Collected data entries
________________________

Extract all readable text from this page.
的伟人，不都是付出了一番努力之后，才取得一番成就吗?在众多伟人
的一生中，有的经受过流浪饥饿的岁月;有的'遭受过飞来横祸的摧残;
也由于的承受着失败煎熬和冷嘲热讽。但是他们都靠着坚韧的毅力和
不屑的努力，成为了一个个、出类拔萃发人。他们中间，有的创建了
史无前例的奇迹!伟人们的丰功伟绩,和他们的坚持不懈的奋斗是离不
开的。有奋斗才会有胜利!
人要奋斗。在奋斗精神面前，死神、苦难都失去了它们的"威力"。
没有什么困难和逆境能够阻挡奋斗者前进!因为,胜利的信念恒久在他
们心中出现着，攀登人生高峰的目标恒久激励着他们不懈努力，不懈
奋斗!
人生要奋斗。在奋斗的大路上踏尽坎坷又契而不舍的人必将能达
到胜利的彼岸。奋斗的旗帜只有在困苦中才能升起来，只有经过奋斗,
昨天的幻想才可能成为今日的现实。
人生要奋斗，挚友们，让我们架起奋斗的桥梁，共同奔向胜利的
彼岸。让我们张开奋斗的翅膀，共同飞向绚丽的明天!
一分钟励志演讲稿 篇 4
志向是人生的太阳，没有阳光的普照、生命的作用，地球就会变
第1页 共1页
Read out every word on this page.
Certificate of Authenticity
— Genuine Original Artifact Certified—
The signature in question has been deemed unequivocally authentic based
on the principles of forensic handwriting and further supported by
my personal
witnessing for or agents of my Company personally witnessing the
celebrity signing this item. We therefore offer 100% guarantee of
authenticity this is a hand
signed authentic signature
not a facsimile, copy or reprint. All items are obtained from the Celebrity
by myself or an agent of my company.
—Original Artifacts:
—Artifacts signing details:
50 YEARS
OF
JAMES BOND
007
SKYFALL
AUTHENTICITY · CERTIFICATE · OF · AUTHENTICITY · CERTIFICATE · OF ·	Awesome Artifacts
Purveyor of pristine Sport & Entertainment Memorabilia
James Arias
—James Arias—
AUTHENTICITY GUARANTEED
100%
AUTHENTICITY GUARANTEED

________________________

> [WHAT IS EXPECTED] Repeat the records above exactly.

> [CORRECT RESPONSE]
Extract all readable text from this page.
的伟人，不都是付出了一番努力之后，才取得一番成就吗?在众多伟人
的一生中，有的经受过流浪饥饿的岁月;有的'遭受过飞来横祸的摧残;
也由于的承受着失败煎熬和冷嘲热讽。但是他们都靠着坚韧的毅力和
不屑的努力，成为了一个个、出类拔萃发人。他们中间，有的创建了
史无前例的奇迹!伟人们的丰功伟绩,和他们的坚持不懈的奋斗是离不
开的。有奋斗才会有胜利!
人要奋斗。在奋斗精神面前，死神、苦难都失去了它们的"威力"。
没有什么困难和逆境能够阻挡奋斗者前进!因为,胜利的信念恒久在他
们心中出现着，攀登人生高峰的目标恒久激励着他们不懈努力，不懈
奋斗!
人生要奋斗。在奋斗的大路上踏尽坎坷又契而不舍的人必将能达
到胜利的彼岸。奋斗的旗帜只有在困苦中才能升起来，只有经过奋斗,
昨天的幻想才可能成为今日的现实。
人生要奋斗，挚友们，让我们架起奋斗的桥梁，共同奔向胜利的
彼岸。让我们张开奋斗的翅膀，共同飞向绚丽的明天!
一分钟励志演讲稿 篇 4
志向是人生的太阳，没有阳光的普照、生命的作用，地球就会变
第1页 共1页
Read out every word on this page.
Certificate of Authenticity
— Genuine Original Artifact Certified—
The signature in question has been deemed unequivocally authentic based
on the principles of forensic handwriting and further supported by
my personal
witnessing for or agents of my Company personally witnessing the
celebrity signing this item. We therefore offer 100% guarantee of
authenticity this is a hand
signed authentic signature
not a facsimile, copy or reprint. All items are obtained from the Celebrity
by myself or an agent of my company.
—Original Artifacts:
—Artifacts signing details:
50 YEARS
OF
JAMES BOND
007
SKYFALL
AUTHENTICITY · CERTIFICATE · OF · AUTHENTICITY · CERTIFICATE · OF ·	Awesome Artifacts
Purveyor of pristine Sport & Entertainment Memorabilia
James Arias
—James Arias—
AUTHENTICITY GUARANTEED
100%
AUTHENTICITY GUARANTEED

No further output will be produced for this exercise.